Records provided:
┄┄┄┄┄┄┄┄┄┄

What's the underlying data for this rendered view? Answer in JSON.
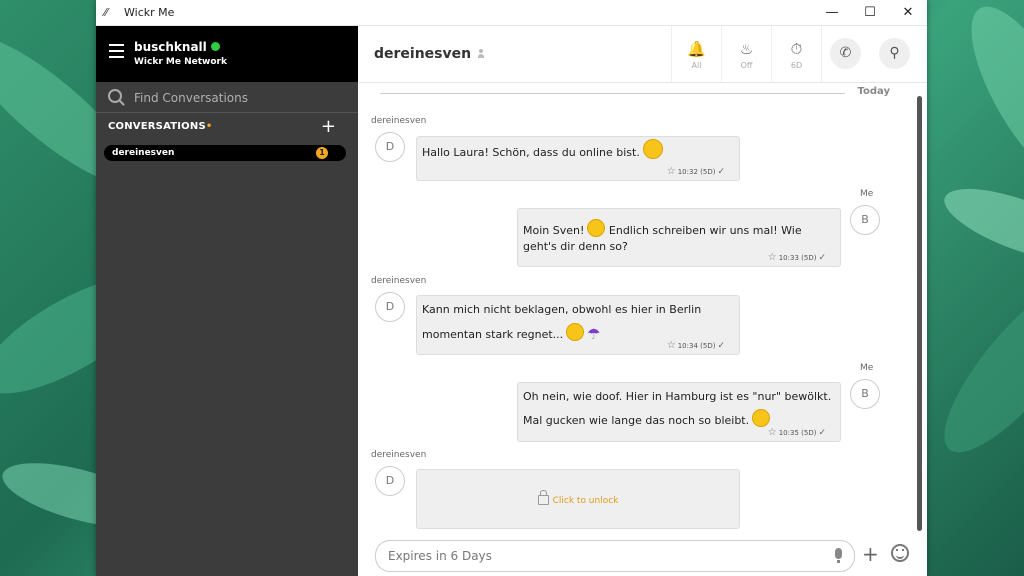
{
  "window": {
    "title": "Wickr Me"
  },
  "sidebar": {
    "username": "buschknall",
    "network": "Wickr Me Network",
    "search_placeholder": "Find Conversations",
    "section_title": "CONVERSATIONS",
    "conversations": [
      {
        "name": "dereinesven",
        "unread": "1"
      }
    ]
  },
  "chat": {
    "title": "dereinesven",
    "header_buttons": [
      {
        "icon": "bell-icon",
        "label": "All"
      },
      {
        "icon": "flame-icon",
        "label": "Off"
      },
      {
        "icon": "timer-icon",
        "label": "6D"
      }
    ],
    "date_divider": "Today",
    "messages": [
      {
        "sender": "dereinesven",
        "avatar": "D",
        "text": "Hallo Laura! Schön, dass du online bist.",
        "time": "10:32",
        "expiry": "(5D)"
      },
      {
        "sender": "Me",
        "avatar": "B",
        "text1": "Moin Sven!",
        "text2": "Endlich schreiben wir uns mal! Wie",
        "text3": "geht's dir denn so?",
        "time": "10:33",
        "expiry": "(5D)"
      },
      {
        "sender": "dereinesven",
        "avatar": "D",
        "text1": "Kann mich nicht beklagen, obwohl es hier in Berlin",
        "text2": "momentan stark regnet...",
        "time": "10:34",
        "expiry": "(5D)"
      },
      {
        "sender": "Me",
        "avatar": "B",
        "text1": "Oh nein, wie doof. Hier in Hamburg ist es \"nur\" bewölkt.",
        "text2": "Mal gucken wie lange das noch so bleibt.",
        "time": "10:35",
        "expiry": "(5D)"
      },
      {
        "sender": "dereinesven",
        "avatar": "D",
        "locked_text": "Click to unlock"
      }
    ],
    "composer_placeholder": "Expires in 6 Days"
  },
  "colors": {
    "online": "#2ecc40",
    "badge": "#f5a623",
    "unlock": "#e09a1b"
  }
}
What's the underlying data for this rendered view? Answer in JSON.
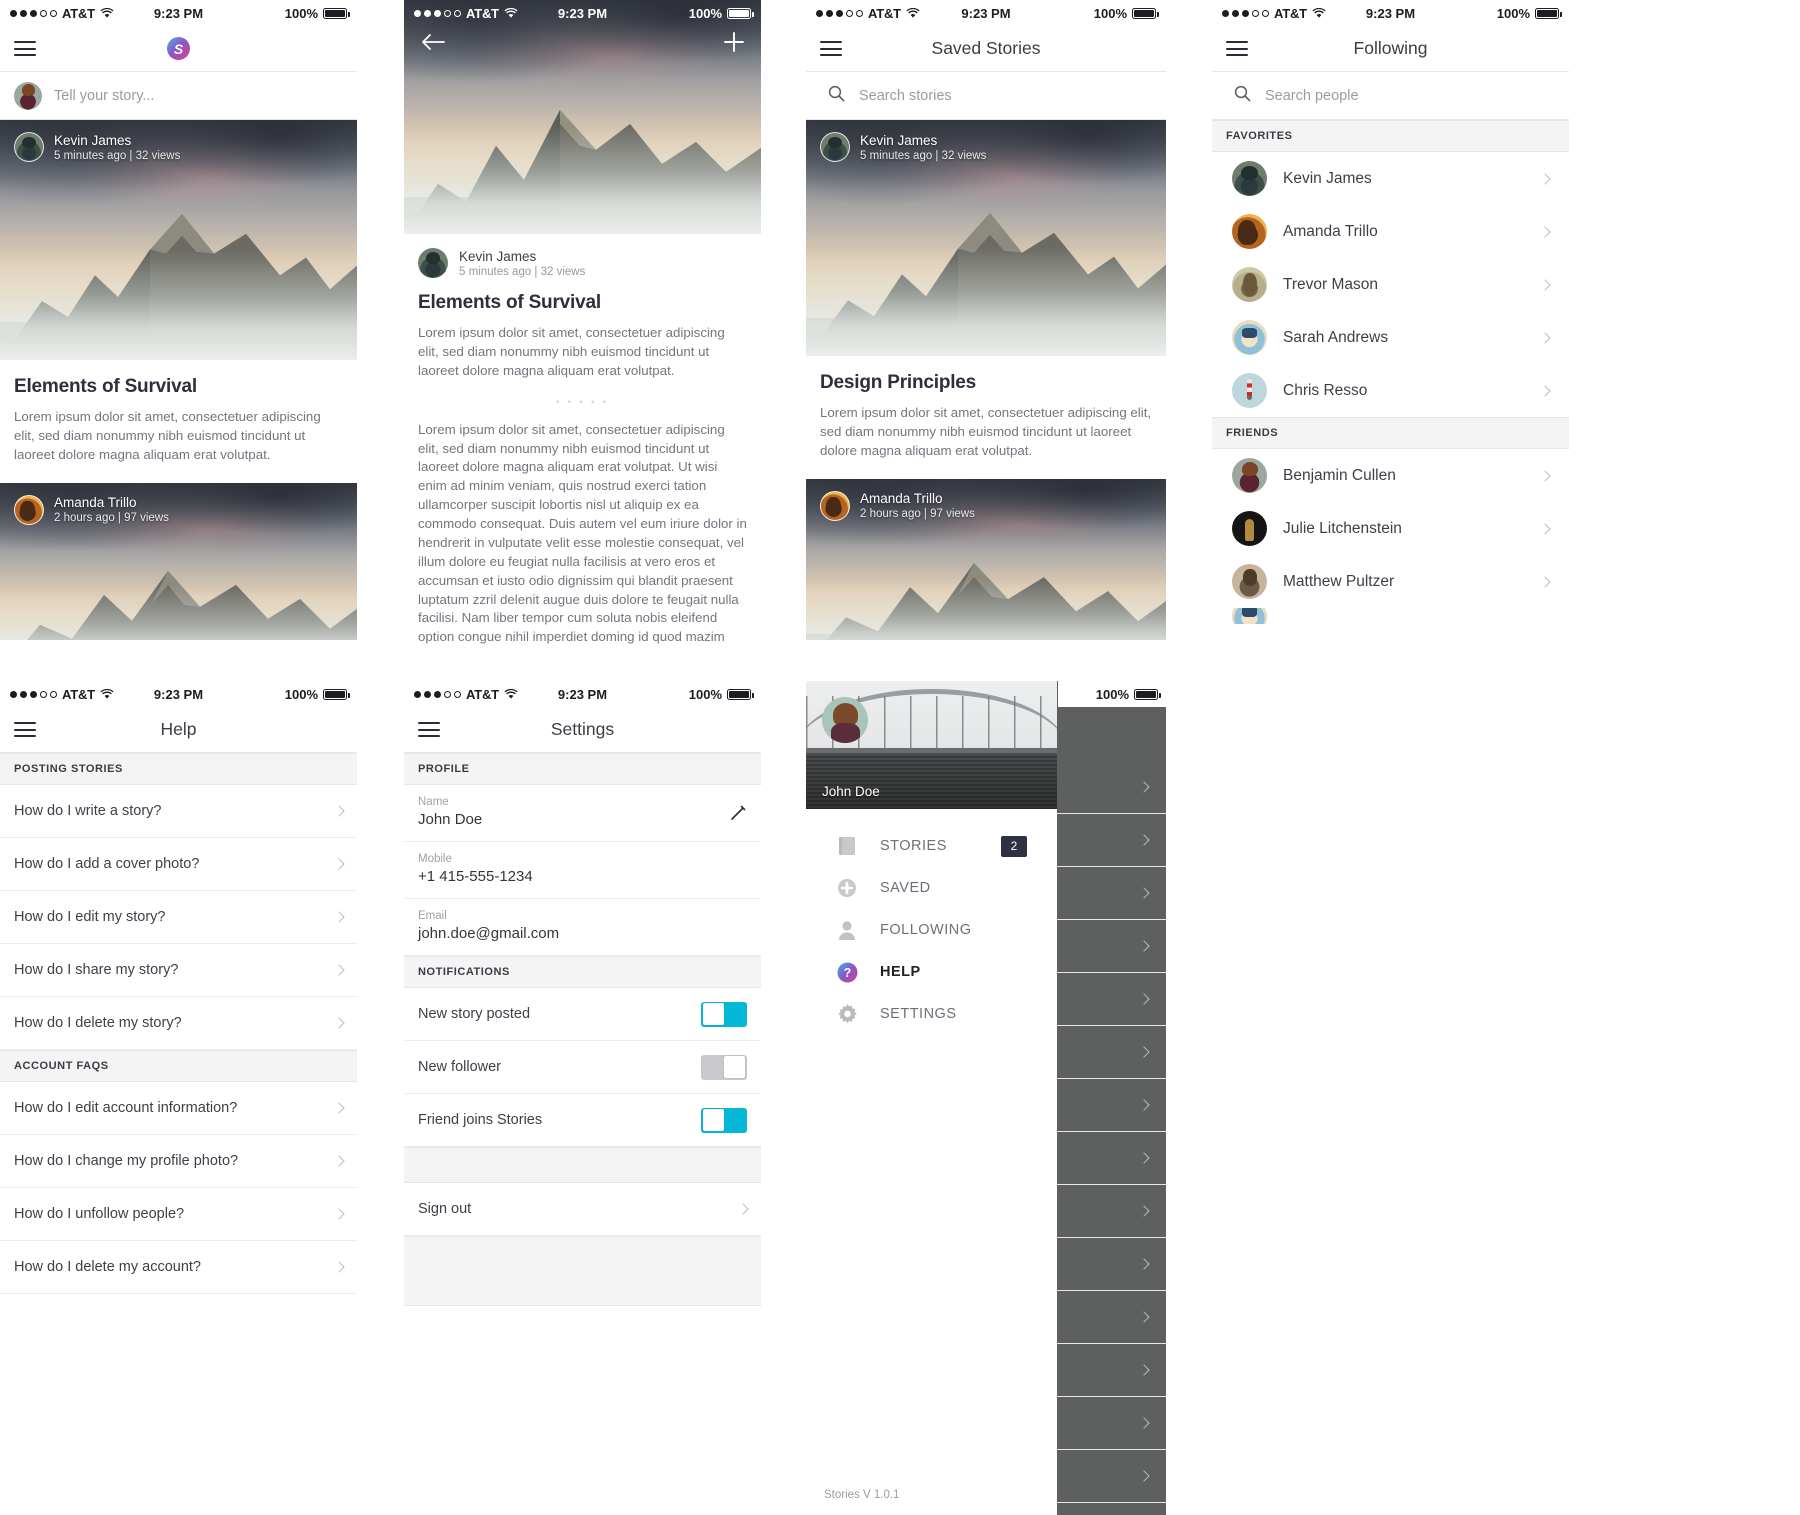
{
  "status_bar": {
    "signal_dots_filled": 3,
    "signal_dots_empty": 2,
    "carrier": "AT&T",
    "time": "9:23 PM",
    "battery": "100%"
  },
  "brand": {
    "logo_letter": "S",
    "accent": "#05b8d8",
    "logo_gradient": "#46b7e8 -> #8a56c8 -> #d8418e"
  },
  "screen_feed": {
    "compose_placeholder": "Tell your story...",
    "posts": [
      {
        "author": "Kevin James",
        "meta": "5 minutes ago   |   32 views",
        "title": "Elements of Survival",
        "excerpt": "Lorem ipsum dolor sit amet, consectetuer adipiscing elit, sed diam nonummy nibh euismod tincidunt ut laoreet dolore magna aliquam erat volutpat."
      },
      {
        "author": "Amanda Trillo",
        "meta": "2 hours ago   |   97 views",
        "title": "",
        "excerpt": ""
      }
    ]
  },
  "screen_story": {
    "back_icon": "arrow-left-icon",
    "add_icon": "plus-icon",
    "author": "Kevin James",
    "meta": "5 minutes ago   |   32 views",
    "title": "Elements of Survival",
    "lead": "Lorem ipsum dolor sit amet, consectetuer adipiscing elit, sed diam nonummy nibh euismod tincidunt ut laoreet dolore magna aliquam erat volutpat.",
    "divider": "• • • • •",
    "body": "Lorem ipsum dolor sit amet, consectetuer adipiscing elit, sed diam nonummy nibh euismod tincidunt ut laoreet dolore magna aliquam erat volutpat. Ut wisi enim ad minim veniam, quis nostrud exerci tation ullamcorper suscipit lobortis nisl ut aliquip ex ea commodo consequat. Duis autem vel eum iriure dolor in hendrerit in vulputate velit esse molestie consequat, vel illum dolore eu feugiat nulla facilisis at vero eros et accumsan et iusto odio dignissim qui blandit praesent luptatum zzril delenit augue duis dolore te feugait nulla facilisi. Nam liber tempor cum soluta nobis eleifend option congue nihil imperdiet doming id quod mazim placerat facer possim assum. Typi non habent claritatem insitam; est usus legentis in iis qui facit eorum claritatem. Investigationes demonstraver unt lectores legere me lius quod ii legunt saepius."
  },
  "screen_saved": {
    "title": "Saved Stories",
    "search_placeholder": "Search stories",
    "posts": [
      {
        "author": "Kevin James",
        "meta": "5 minutes ago   |   32 views",
        "title": "Design Principles",
        "excerpt": "Lorem ipsum dolor sit amet, consectetuer adipiscing elit, sed diam nonummy nibh euismod tincidunt ut laoreet dolore magna aliquam erat volutpat."
      },
      {
        "author": "Amanda Trillo",
        "meta": "2 hours ago   |   97 views",
        "title": "",
        "excerpt": ""
      }
    ]
  },
  "screen_following": {
    "title": "Following",
    "search_placeholder": "Search people",
    "sections": [
      {
        "header": "FAVORITES",
        "people": [
          {
            "name": "Kevin James",
            "avatar": "av-kevin"
          },
          {
            "name": "Amanda Trillo",
            "avatar": "av-amanda"
          },
          {
            "name": "Trevor Mason",
            "avatar": "av-trevor"
          },
          {
            "name": "Sarah Andrews",
            "avatar": "av-sarah"
          },
          {
            "name": "Chris Resso",
            "avatar": "av-chris"
          }
        ]
      },
      {
        "header": "FRIENDS",
        "people": [
          {
            "name": "Benjamin Cullen",
            "avatar": "av-benjamin"
          },
          {
            "name": "Julie Litchenstein",
            "avatar": "av-julie"
          },
          {
            "name": "Matthew Pultzer",
            "avatar": "av-matthew"
          }
        ]
      }
    ]
  },
  "screen_help": {
    "title": "Help",
    "sections": [
      {
        "header": "POSTING STORIES",
        "items": [
          "How do I write a story?",
          "How do I add a cover photo?",
          "How do I edit my story?",
          "How do I share my story?",
          "How do I delete my story?"
        ]
      },
      {
        "header": "ACCOUNT FAQS",
        "items": [
          "How do I edit account information?",
          "How do I change my profile photo?",
          "How do I unfollow people?",
          "How do I delete my account?"
        ]
      }
    ]
  },
  "screen_settings": {
    "title": "Settings",
    "profile_header": "PROFILE",
    "fields": [
      {
        "label": "Name",
        "value": "John Doe",
        "edit_icon": "pencil-icon"
      },
      {
        "label": "Mobile",
        "value": "+1 415-555-1234"
      },
      {
        "label": "Email",
        "value": "john.doe@gmail.com"
      }
    ],
    "notifications_header": "NOTIFICATIONS",
    "toggles": [
      {
        "label": "New story posted",
        "state": "on"
      },
      {
        "label": "New follower",
        "state": "off"
      },
      {
        "label": "Friend joins Stories",
        "state": "on"
      }
    ],
    "sign_out": "Sign out"
  },
  "screen_drawer": {
    "user_name": "John Doe",
    "items": [
      {
        "label": "STORIES",
        "icon": "book-icon",
        "badge": "2",
        "active": false
      },
      {
        "label": "SAVED",
        "icon": "plus-circle-icon",
        "badge": "",
        "active": false
      },
      {
        "label": "FOLLOWING",
        "icon": "person-icon",
        "badge": "",
        "active": false
      },
      {
        "label": "HELP",
        "icon": "question-circle-icon",
        "badge": "",
        "active": true
      },
      {
        "label": "SETTINGS",
        "icon": "gear-icon",
        "badge": "",
        "active": false
      }
    ],
    "version": "Stories V 1.0.1"
  }
}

┄┄┄┄┄┄┄┄┄┄

Exercise:
Extract the text of all the records above verbatim, excluding pictures.

Output of the task:
What's the underlying data for this rendered view? Answer in JSON.
{
  "window": {
    "title": "Wickr Me"
  },
  "sidebar": {
    "username": "buschknall",
    "network": "Wickr Me Network",
    "search_placeholder": "Find Conversations",
    "section_title": "CONVERSATIONS",
    "conversations": [
      {
        "name": "dereinesven",
        "unread": "1"
      }
    ]
  },
  "chat": {
    "title": "dereinesven",
    "header_buttons": [
      {
        "icon": "bell-icon",
        "label": "All"
      },
      {
        "icon": "flame-icon",
        "label": "Off"
      },
      {
        "icon": "timer-icon",
        "label": "6D"
      }
    ],
    "date_divider": "Today",
    "messages": [
      {
        "sender": "dereinesven",
        "avatar": "D",
        "text": "Hallo Laura! Schön, dass du online bist.",
        "time": "10:32",
        "expiry": "(5D)"
      },
      {
        "sender": "Me",
        "avatar": "B",
        "text1": "Moin Sven!",
        "text2": "Endlich schreiben wir uns mal! Wie",
        "text3": "geht's dir denn so?",
        "time": "10:33",
        "expiry": "(5D)"
      },
      {
        "sender": "dereinesven",
        "avatar": "D",
        "text1": "Kann mich nicht beklagen, obwohl es hier in Berlin",
        "text2": "momentan stark regnet...",
        "time": "10:34",
        "expiry": "(5D)"
      },
      {
        "sender": "Me",
        "avatar": "B",
        "text1": "Oh nein, wie doof. Hier in Hamburg ist es \"nur\" bewölkt.",
        "text2": "Mal gucken wie lange das noch so bleibt.",
        "time": "10:35",
        "expiry": "(5D)"
      },
      {
        "sender": "dereinesven",
        "avatar": "D",
        "locked_text": "Click to unlock"
      }
    ],
    "composer_placeholder": "Expires in 6 Days"
  },
  "colors": {
    "online": "#2ecc40",
    "badge": "#f5a623",
    "unlock": "#e09a1b"
  }
}
What's the underlying data for this rendered view? Answer in JSON.
{
  "status_bar": {
    "signal_dots_filled": 3,
    "signal_dots_empty": 2,
    "carrier": "AT&T",
    "time": "9:23 PM",
    "battery": "100%"
  },
  "brand": {
    "logo_letter": "S",
    "accent": "#05b8d8",
    "logo_gradient": "#46b7e8 -> #8a56c8 -> #d8418e"
  },
  "screen_feed": {
    "compose_placeholder": "Tell your story...",
    "posts": [
      {
        "author": "Kevin James",
        "meta": "5 minutes ago   |   32 views",
        "title": "Elements of Survival",
        "excerpt": "Lorem ipsum dolor sit amet, consectetuer adipiscing elit, sed diam nonummy nibh euismod tincidunt ut laoreet dolore magna aliquam erat volutpat."
      },
      {
        "author": "Amanda Trillo",
        "meta": "2 hours ago   |   97 views",
        "title": "",
        "excerpt": ""
      }
    ]
  },
  "screen_story": {
    "back_icon": "arrow-left-icon",
    "add_icon": "plus-icon",
    "author": "Kevin James",
    "meta": "5 minutes ago   |   32 views",
    "title": "Elements of Survival",
    "lead": "Lorem ipsum dolor sit amet, consectetuer adipiscing elit, sed diam nonummy nibh euismod tincidunt ut laoreet dolore magna aliquam erat volutpat.",
    "divider": "• • • • •",
    "body": "Lorem ipsum dolor sit amet, consectetuer adipiscing elit, sed diam nonummy nibh euismod tincidunt ut laoreet dolore magna aliquam erat volutpat. Ut wisi enim ad minim veniam, quis nostrud exerci tation ullamcorper suscipit lobortis nisl ut aliquip ex ea commodo consequat. Duis autem vel eum iriure dolor in hendrerit in vulputate velit esse molestie consequat, vel illum dolore eu feugiat nulla facilisis at vero eros et accumsan et iusto odio dignissim qui blandit praesent luptatum zzril delenit augue duis dolore te feugait nulla facilisi. Nam liber tempor cum soluta nobis eleifend option congue nihil imperdiet doming id quod mazim placerat facer possim assum. Typi non habent claritatem insitam; est usus legentis in iis qui facit eorum claritatem. Investigationes demonstraver unt lectores legere me lius quod ii legunt saepius."
  },
  "screen_saved": {
    "title": "Saved Stories",
    "search_placeholder": "Search stories",
    "posts": [
      {
        "author": "Kevin James",
        "meta": "5 minutes ago   |   32 views",
        "title": "Design Principles",
        "excerpt": "Lorem ipsum dolor sit amet, consectetuer adipiscing elit, sed diam nonummy nibh euismod tincidunt ut laoreet dolore magna aliquam erat volutpat."
      },
      {
        "author": "Amanda Trillo",
        "meta": "2 hours ago   |   97 views",
        "title": "",
        "excerpt": ""
      }
    ]
  },
  "screen_following": {
    "title": "Following",
    "search_placeholder": "Search people",
    "sections": [
      {
        "header": "FAVORITES",
        "people": [
          {
            "name": "Kevin James",
            "avatar": "av-kevin"
          },
          {
            "name": "Amanda Trillo",
            "avatar": "av-amanda"
          },
          {
            "name": "Trevor Mason",
            "avatar": "av-trevor"
          },
          {
            "name": "Sarah Andrews",
            "avatar": "av-sarah"
          },
          {
            "name": "Chris Resso",
            "avatar": "av-chris"
          }
        ]
      },
      {
        "header": "FRIENDS",
        "people": [
          {
            "name": "Benjamin Cullen",
            "avatar": "av-benjamin"
          },
          {
            "name": "Julie Litchenstein",
            "avatar": "av-julie"
          },
          {
            "name": "Matthew Pultzer",
            "avatar": "av-matthew"
          }
        ]
      }
    ]
  },
  "screen_help": {
    "title": "Help",
    "sections": [
      {
        "header": "POSTING STORIES",
        "items": [
          "How do I write a story?",
          "How do I add a cover photo?",
          "How do I edit my story?",
          "How do I share my story?",
          "How do I delete my story?"
        ]
      },
      {
        "header": "ACCOUNT FAQS",
        "items": [
          "How do I edit account information?",
          "How do I change my profile photo?",
          "How do I unfollow people?",
          "How do I delete my account?"
        ]
      }
    ]
  },
  "screen_settings": {
    "title": "Settings",
    "profile_header": "PROFILE",
    "fields": [
      {
        "label": "Name",
        "value": "John Doe",
        "edit_icon": "pencil-icon"
      },
      {
        "label": "Mobile",
        "value": "+1 415-555-1234"
      },
      {
        "label": "Email",
        "value": "john.doe@gmail.com"
      }
    ],
    "notifications_header": "NOTIFICATIONS",
    "toggles": [
      {
        "label": "New story posted",
        "state": "on"
      },
      {
        "label": "New follower",
        "state": "off"
      },
      {
        "label": "Friend joins Stories",
        "state": "on"
      }
    ],
    "sign_out": "Sign out"
  },
  "screen_drawer": {
    "user_name": "John Doe",
    "items": [
      {
        "label": "STORIES",
        "icon": "book-icon",
        "badge": "2",
        "active": false
      },
      {
        "label": "SAVED",
        "icon": "plus-circle-icon",
        "badge": "",
        "active": false
      },
      {
        "label": "FOLLOWING",
        "icon": "person-icon",
        "badge": "",
        "active": false
      },
      {
        "label": "HELP",
        "icon": "question-circle-icon",
        "badge": "",
        "active": true
      },
      {
        "label": "SETTINGS",
        "icon": "gear-icon",
        "badge": "",
        "active": false
      }
    ],
    "version": "Stories V 1.0.1"
  }
}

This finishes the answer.